(Selection):
In recent weeks I have been hit with 2 copyright notices for my books on Amazon.  The first thing that comes to mind is ‘OH SHIT!’.  The thought of being sued for infringing on their trade mark is something scary, something that I don’t want to get involved in.  I only want to publish books on Kindle, give the buyers something they will truly enjoy and collect my royalties every month.



I received my first notice in November 2016, I ignored it and didn’t even read it.  It was when I couldn’t promote my book or do advertising with my book that I started to investigate further.  A few days prior I received an email from Amazon without noticing it.  My email is pretty clogged up, I signed up to too many email lists.
Text is blanked out for legal reasons


I went back and looked at it and noticed I had infringed on a massive company’s Trademark term.  I went through all of the emails from Amazon and there it was, an email address of the company which I had infringed on.  I read the email and Amazon said it does not get involved in third party disputes, so I emailed the 3rd party and within 24 hours I received an email back from them.


The Email

The email I received was the polite, professional and stated exactly what I had done wrong, it was a term (word or words) that they owned.  I emailed them very apologetic and removed my titles from Amazon Kindle, CreateSpace and Audible.  I rubbed my hands clean and thought it is all over, I could concentrate on what was important, building up my Kindle business.
I sent them an email explaining I had received an email from Amazon stating I had infringed on their copyright term.
1st email to 1st company
A day later I received this email from them.
email received 1st company



2nd Copyright Infringement

After the first case had finished I thought I was in the clear.  Well, I had thought too quickly and it was not meant to be.  A few weeks later I received another email from Amazon stating that I had infringed on another term, this couldn’t get any worse!  This term took out 3 more of my books, now I was down a total of 6 books.  the worst thing about this was 3 of them were box sets.


The term holder sent me details of the trademark I had infringed, a certificate to show he owned it and the link to the USPTO trademark website.  I looked for his registration number and there it was, his trademark for his term.  I had well and truly infringed upon him, but the fact of this one was he didn’t own the trademark till November 2016 and I published the book in June 2016.  I read more and saw he first used the term in the 1990’s so he had been using it a long time.


I asked him what he wanted to do and he gave me three options
  1. Change the word used in my publication other than the term.
  2. License the use of the trademark from him
  3. Stop publishing and distributing your publication, cease and desist.
He preferred that I cease and desist publication and distribution.


I decided on number 3, it was hard to swallow but I knew it was the smartest decision.

(Prompt 1):
In the account of the Amazon notices, when did the writer receive the first notice?
The account and the listing that follows it come from unrelated sources.

(Rows):
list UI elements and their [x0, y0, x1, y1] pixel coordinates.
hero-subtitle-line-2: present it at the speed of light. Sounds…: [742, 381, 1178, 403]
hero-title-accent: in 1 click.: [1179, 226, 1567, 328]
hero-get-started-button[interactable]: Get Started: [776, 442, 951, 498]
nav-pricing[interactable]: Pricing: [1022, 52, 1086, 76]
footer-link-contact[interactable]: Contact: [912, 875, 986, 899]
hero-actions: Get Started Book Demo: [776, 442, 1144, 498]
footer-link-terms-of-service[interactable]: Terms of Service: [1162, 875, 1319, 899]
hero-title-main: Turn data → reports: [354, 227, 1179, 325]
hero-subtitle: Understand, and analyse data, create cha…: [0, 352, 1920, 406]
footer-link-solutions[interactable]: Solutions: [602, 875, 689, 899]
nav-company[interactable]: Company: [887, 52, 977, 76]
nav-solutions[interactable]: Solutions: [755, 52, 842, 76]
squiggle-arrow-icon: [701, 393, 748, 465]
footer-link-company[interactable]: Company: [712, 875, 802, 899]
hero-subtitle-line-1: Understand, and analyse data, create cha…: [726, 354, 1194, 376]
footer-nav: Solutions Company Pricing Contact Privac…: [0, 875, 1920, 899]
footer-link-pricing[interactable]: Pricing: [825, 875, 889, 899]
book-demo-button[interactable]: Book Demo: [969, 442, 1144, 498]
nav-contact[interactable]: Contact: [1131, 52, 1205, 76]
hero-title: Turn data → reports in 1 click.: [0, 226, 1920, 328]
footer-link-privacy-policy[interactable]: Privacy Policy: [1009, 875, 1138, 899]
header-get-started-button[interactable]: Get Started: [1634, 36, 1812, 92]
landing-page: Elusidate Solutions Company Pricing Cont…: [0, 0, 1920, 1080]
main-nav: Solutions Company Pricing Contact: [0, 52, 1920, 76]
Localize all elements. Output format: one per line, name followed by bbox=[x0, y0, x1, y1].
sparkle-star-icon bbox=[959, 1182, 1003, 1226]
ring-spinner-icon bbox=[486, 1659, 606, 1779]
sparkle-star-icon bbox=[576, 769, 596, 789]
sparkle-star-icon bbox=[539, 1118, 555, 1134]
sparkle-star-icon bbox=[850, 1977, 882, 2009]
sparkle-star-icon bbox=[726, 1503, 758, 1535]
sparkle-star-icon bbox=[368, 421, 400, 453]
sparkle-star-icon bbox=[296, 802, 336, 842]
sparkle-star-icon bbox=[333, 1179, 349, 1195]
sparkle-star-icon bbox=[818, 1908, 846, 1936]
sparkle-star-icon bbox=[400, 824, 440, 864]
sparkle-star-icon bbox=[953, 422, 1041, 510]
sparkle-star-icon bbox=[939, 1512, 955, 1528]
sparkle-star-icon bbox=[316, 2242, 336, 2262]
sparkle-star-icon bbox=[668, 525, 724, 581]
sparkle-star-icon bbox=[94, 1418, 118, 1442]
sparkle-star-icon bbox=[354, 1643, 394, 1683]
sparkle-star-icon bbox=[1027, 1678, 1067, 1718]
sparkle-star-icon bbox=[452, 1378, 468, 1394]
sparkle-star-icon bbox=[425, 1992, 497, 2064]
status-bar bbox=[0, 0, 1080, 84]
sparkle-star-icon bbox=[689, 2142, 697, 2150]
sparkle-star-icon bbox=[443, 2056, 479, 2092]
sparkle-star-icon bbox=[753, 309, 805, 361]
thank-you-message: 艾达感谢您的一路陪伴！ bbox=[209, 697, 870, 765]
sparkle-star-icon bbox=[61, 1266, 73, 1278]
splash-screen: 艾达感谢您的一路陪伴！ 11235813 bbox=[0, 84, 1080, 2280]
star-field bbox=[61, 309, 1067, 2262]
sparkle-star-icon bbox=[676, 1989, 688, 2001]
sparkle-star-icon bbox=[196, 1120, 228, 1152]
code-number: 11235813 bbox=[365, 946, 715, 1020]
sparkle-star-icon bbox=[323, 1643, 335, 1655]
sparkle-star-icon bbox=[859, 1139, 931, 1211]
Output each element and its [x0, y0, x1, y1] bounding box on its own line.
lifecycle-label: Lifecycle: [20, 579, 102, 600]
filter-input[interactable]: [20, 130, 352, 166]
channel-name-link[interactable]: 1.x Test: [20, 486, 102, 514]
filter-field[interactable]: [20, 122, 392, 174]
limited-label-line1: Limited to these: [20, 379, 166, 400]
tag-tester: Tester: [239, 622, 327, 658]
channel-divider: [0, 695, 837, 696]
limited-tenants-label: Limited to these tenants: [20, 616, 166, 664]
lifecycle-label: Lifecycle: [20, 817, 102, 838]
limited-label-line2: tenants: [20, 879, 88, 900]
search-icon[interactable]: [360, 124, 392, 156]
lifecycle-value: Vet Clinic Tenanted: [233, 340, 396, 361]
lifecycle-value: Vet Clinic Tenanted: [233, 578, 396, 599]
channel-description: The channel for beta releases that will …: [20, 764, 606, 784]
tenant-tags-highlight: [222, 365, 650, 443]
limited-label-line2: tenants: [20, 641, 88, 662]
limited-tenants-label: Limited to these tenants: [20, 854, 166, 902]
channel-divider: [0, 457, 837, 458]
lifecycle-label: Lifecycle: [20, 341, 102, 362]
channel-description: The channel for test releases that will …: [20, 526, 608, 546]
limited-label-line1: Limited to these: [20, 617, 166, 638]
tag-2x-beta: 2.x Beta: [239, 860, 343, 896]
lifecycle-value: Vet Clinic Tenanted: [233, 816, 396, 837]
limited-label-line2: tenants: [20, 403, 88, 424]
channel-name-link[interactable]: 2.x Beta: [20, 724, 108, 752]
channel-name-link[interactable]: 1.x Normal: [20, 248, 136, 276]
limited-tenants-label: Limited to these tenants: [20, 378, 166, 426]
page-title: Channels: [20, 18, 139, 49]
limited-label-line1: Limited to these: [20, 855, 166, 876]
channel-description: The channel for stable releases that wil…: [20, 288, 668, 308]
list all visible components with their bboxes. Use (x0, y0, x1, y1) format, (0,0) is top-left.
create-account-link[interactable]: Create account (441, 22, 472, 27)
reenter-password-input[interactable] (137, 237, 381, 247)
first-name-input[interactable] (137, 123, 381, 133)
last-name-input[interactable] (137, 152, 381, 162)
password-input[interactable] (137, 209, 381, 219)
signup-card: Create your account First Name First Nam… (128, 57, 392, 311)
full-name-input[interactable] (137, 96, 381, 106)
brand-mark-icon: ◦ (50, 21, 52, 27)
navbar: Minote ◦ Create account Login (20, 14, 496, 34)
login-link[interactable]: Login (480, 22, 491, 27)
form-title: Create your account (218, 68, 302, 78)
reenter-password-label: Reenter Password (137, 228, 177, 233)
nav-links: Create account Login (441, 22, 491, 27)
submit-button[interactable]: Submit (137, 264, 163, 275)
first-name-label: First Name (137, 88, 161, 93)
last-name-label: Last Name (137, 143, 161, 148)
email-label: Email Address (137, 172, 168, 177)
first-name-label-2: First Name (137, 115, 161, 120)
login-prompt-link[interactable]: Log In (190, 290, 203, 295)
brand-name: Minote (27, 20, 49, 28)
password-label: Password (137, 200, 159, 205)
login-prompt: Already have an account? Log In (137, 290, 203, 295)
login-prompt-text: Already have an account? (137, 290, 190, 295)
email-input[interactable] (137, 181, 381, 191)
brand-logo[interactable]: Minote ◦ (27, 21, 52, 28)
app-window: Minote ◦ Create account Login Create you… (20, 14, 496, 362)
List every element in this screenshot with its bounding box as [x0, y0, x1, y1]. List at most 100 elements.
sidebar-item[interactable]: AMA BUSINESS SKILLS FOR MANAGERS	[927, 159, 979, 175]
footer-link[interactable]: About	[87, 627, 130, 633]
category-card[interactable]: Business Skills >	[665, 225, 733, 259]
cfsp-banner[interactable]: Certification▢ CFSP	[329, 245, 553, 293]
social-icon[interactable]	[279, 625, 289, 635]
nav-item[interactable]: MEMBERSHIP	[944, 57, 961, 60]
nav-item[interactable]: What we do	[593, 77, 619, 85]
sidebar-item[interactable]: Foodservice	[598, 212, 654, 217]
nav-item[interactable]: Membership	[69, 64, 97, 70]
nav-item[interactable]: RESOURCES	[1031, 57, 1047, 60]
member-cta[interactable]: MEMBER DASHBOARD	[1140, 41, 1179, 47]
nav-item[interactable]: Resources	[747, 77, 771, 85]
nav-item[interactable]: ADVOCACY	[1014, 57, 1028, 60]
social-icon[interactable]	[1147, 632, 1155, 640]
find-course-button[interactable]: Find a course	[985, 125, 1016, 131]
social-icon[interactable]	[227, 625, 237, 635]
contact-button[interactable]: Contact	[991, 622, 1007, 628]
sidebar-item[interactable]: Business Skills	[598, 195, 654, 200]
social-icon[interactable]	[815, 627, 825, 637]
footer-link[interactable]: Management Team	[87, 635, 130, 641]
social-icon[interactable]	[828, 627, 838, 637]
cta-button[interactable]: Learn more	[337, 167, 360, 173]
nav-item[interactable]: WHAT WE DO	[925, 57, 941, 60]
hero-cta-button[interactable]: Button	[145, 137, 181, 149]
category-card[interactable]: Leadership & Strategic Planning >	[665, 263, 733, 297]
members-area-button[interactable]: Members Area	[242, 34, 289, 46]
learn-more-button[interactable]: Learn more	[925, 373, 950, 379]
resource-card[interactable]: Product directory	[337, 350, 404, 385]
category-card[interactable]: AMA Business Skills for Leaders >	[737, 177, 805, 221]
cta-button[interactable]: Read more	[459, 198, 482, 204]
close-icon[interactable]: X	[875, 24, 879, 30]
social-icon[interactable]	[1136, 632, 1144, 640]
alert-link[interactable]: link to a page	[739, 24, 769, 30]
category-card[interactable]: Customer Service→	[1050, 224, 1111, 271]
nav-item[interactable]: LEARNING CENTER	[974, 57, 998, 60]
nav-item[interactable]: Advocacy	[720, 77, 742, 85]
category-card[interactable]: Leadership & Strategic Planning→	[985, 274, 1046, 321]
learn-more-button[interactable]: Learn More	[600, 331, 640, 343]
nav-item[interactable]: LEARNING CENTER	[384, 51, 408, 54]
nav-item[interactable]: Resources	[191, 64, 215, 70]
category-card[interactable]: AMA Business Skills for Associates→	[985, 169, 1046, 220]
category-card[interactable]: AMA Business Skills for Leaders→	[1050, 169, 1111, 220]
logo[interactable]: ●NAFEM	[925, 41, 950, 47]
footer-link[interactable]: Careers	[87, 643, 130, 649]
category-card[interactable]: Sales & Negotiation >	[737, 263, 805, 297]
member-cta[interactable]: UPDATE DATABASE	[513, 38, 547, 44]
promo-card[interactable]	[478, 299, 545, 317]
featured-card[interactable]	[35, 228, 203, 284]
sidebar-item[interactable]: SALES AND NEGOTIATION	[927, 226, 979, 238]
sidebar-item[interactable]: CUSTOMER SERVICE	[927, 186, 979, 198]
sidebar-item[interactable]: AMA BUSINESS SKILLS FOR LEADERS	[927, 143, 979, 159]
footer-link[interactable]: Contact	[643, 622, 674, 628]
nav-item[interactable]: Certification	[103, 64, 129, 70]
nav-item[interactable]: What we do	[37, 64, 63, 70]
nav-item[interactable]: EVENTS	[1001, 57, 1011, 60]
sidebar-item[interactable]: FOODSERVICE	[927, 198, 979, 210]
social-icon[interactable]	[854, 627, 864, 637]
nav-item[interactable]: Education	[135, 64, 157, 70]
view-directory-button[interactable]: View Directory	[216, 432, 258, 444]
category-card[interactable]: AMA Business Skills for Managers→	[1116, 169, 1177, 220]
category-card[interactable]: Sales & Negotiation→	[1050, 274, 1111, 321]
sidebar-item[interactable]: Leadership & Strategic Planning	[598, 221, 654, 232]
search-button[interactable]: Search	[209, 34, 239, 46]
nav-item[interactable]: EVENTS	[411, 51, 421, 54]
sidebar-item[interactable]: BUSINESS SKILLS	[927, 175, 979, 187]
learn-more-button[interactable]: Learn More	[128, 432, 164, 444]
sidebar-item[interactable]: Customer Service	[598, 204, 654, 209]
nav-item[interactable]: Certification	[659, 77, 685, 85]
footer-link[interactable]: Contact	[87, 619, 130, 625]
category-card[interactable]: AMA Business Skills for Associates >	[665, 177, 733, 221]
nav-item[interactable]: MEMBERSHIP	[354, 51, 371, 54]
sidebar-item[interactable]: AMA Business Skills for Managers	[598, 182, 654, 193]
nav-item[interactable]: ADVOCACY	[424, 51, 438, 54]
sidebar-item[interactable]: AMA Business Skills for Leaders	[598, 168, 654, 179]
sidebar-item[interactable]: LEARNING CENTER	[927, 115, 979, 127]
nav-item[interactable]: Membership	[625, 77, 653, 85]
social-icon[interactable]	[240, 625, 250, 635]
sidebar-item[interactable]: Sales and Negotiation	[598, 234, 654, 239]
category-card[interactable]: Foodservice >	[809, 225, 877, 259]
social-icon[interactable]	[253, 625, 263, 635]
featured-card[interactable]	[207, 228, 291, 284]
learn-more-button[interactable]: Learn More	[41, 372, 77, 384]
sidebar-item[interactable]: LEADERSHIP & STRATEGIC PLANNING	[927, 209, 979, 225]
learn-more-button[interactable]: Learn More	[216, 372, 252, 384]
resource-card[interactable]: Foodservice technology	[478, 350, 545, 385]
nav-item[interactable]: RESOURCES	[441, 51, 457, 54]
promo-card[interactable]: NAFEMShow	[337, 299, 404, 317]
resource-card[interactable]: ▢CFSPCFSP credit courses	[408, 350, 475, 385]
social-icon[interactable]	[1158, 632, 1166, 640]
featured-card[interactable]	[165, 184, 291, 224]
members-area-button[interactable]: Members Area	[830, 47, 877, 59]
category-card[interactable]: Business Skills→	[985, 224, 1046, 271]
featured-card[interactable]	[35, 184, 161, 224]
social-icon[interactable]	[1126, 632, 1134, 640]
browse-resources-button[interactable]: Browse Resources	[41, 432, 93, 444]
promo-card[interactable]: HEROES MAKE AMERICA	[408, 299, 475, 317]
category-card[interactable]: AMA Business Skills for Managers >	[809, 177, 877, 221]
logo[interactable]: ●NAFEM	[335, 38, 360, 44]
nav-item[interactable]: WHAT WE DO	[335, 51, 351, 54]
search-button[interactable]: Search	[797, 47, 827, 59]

(Prompt 2):
Rewrite the listing from its first line down through the line containing "footer-nav: Solutions Company", changing "Get Started" to "Start Free" and leaving everything else the same.

(Written reply 1):
November 2016.

(Written reply 2):
list UI elements and their [x0, y0, x1, y1] pixel coordinates.
hero-subtitle-line-2: present it at the speed of light. Sounds…: [742, 381, 1178, 403]
hero-title-accent: in 1 click.: [1179, 226, 1567, 328]
hero-get-started-button[interactable]: Start Free: [776, 442, 951, 498]
nav-pricing[interactable]: Pricing: [1022, 52, 1086, 76]
footer-link-contact[interactable]: Contact: [912, 875, 986, 899]
hero-actions: Start Free Book Demo: [776, 442, 1144, 498]
footer-link-terms-of-service[interactable]: Terms of Service: [1162, 875, 1319, 899]
hero-title-main: Turn data → reports: [354, 227, 1179, 325]
hero-subtitle: Understand, and analyse data, create cha…: [0, 352, 1920, 406]
footer-link-solutions[interactable]: Solutions: [602, 875, 689, 899]
nav-company[interactable]: Company: [887, 52, 977, 76]
nav-solutions[interactable]: Solutions: [755, 52, 842, 76]
squiggle-arrow-icon: [701, 393, 748, 465]
footer-link-company[interactable]: Company: [712, 875, 802, 899]
hero-subtitle-line-1: Understand, and analyse data, create cha…: [726, 354, 1194, 376]
footer-nav: Solutions Company Pricing Contact Privac…: [0, 875, 1920, 899]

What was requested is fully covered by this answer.